▶ Task to carry out
Print the complete set of entries exactly.
=== Data for processing ===
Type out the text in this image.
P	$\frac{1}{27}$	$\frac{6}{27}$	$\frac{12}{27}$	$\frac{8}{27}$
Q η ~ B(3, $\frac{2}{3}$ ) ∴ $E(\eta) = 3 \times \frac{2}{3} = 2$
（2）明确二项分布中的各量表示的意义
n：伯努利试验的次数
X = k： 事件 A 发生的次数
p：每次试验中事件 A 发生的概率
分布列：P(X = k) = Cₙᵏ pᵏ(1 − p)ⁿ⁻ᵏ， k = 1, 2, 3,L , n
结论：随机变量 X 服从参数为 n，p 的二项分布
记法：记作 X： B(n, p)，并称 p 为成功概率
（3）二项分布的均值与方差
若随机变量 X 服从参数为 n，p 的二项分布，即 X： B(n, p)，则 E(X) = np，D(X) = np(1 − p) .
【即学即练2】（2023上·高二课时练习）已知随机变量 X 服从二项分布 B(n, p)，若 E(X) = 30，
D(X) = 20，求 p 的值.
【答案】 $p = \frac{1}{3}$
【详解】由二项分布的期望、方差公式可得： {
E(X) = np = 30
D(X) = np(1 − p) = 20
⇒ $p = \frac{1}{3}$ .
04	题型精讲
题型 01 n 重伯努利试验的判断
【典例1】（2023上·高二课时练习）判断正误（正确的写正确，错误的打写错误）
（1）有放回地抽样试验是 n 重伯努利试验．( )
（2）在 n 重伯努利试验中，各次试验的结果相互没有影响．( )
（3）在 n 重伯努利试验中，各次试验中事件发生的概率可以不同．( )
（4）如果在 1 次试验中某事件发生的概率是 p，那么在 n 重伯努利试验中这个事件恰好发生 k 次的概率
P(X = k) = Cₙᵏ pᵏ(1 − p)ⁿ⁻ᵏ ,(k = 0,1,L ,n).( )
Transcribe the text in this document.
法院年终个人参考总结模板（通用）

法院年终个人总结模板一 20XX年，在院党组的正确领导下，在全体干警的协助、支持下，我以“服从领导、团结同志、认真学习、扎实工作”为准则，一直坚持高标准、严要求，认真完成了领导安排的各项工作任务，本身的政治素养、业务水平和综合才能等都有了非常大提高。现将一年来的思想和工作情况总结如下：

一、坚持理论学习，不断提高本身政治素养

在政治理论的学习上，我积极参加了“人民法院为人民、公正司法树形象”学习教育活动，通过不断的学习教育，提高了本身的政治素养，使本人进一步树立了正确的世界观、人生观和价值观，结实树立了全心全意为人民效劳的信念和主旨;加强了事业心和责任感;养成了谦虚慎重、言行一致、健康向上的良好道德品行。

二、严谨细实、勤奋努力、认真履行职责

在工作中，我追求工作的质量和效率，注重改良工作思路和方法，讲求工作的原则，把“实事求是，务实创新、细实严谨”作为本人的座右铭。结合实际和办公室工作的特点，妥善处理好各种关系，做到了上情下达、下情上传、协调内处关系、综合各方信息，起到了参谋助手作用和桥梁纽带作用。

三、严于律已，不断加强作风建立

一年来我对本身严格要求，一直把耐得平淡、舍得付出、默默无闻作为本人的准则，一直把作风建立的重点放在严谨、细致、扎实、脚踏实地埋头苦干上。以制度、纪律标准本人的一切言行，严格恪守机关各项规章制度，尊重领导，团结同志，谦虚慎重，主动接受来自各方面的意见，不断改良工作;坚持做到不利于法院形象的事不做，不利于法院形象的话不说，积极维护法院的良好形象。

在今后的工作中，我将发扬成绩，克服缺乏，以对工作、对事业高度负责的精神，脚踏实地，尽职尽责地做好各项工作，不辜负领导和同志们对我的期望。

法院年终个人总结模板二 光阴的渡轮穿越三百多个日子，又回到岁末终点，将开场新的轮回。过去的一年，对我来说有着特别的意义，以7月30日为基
===
▶ In response
Type out the text in this image.
P	$\frac{1}{27}$	$\frac{6}{27}$	$\frac{12}{27}$	$\frac{8}{27}$
Q η ~ B(3, $\frac{2}{3}$ ) ∴ $E(\eta) = 3 \times \frac{2}{3} = 2$
（2）明确二项分布中的各量表示的意义
n：伯努利试验的次数
X = k： 事件 A 发生的次数
p：每次试验中事件 A 发生的概率
分布列：P(X = k) = Cₙᵏ pᵏ(1 − p)ⁿ⁻ᵏ， k = 1, 2, 3,L , n
结论：随机变量 X 服从参数为 n，p 的二项分布
记法：记作 X： B(n, p)，并称 p 为成功概率
（3）二项分布的均值与方差
若随机变量 X 服从参数为 n，p 的二项分布，即 X： B(n, p)，则 E(X) = np，D(X) = np(1 − p) .
【即学即练2】（2023上·高二课时练习）已知随机变量 X 服从二项分布 B(n, p)，若 E(X) = 30，
D(X) = 20，求 p 的值.
【答案】 $p = \frac{1}{3}$
【详解】由二项分布的期望、方差公式可得： {
E(X) = np = 30
D(X) = np(1 − p) = 20
⇒ $p = \frac{1}{3}$ .
04	题型精讲
题型 01 n 重伯努利试验的判断
【典例1】（2023上·高二课时练习）判断正误（正确的写正确，错误的打写错误）
（1）有放回地抽样试验是 n 重伯努利试验．( )
（2）在 n 重伯努利试验中，各次试验的结果相互没有影响．( )
（3）在 n 重伯努利试验中，各次试验中事件发生的概率可以不同．( )
（4）如果在 1 次试验中某事件发生的概率是 p，那么在 n 重伯努利试验中这个事件恰好发生 k 次的概率
P(X = k) = Cₙᵏ pᵏ(1 − p)ⁿ⁻ᵏ ,(k = 0,1,L ,n).( )
Transcribe the text in this document.
法院年终个人参考总结模板（通用）

法院年终个人总结模板一 20XX年，在院党组的正确领导下，在全体干警的协助、支持下，我以“服从领导、团结同志、认真学习、扎实工作”为准则，一直坚持高标准、严要求，认真完成了领导安排的各项工作任务，本身的政治素养、业务水平和综合才能等都有了非常大提高。现将一年来的思想和工作情况总结如下：

一、坚持理论学习，不断提高本身政治素养

在政治理论的学习上，我积极参加了“人民法院为人民、公正司法树形象”学习教育活动，通过不断的学习教育，提高了本身的政治素养，使本人进一步树立了正确的世界观、人生观和价值观，结实树立了全心全意为人民效劳的信念和主旨;加强了事业心和责任感;养成了谦虚慎重、言行一致、健康向上的良好道德品行。

二、严谨细实、勤奋努力、认真履行职责

在工作中，我追求工作的质量和效率，注重改良工作思路和方法，讲求工作的原则，把“实事求是，务实创新、细实严谨”作为本人的座右铭。结合实际和办公室工作的特点，妥善处理好各种关系，做到了上情下达、下情上传、协调内处关系、综合各方信息，起到了参谋助手作用和桥梁纽带作用。

三、严于律已，不断加强作风建立

一年来我对本身严格要求，一直把耐得平淡、舍得付出、默默无闻作为本人的准则，一直把作风建立的重点放在严谨、细致、扎实、脚踏实地埋头苦干上。以制度、纪律标准本人的一切言行，严格恪守机关各项规章制度，尊重领导，团结同志，谦虚慎重，主动接受来自各方面的意见，不断改良工作;坚持做到不利于法院形象的事不做，不利于法院形象的话不说，积极维护法院的良好形象。

在今后的工作中，我将发扬成绩，克服缺乏，以对工作、对事业高度负责的精神，脚踏实地，尽职尽责地做好各项工作，不辜负领导和同志们对我的期望。

法院年终个人总结模板二 光阴的渡轮穿越三百多个日子，又回到岁末终点，将开场新的轮回。过去的一年，对我来说有着特别的意义，以7月30日为基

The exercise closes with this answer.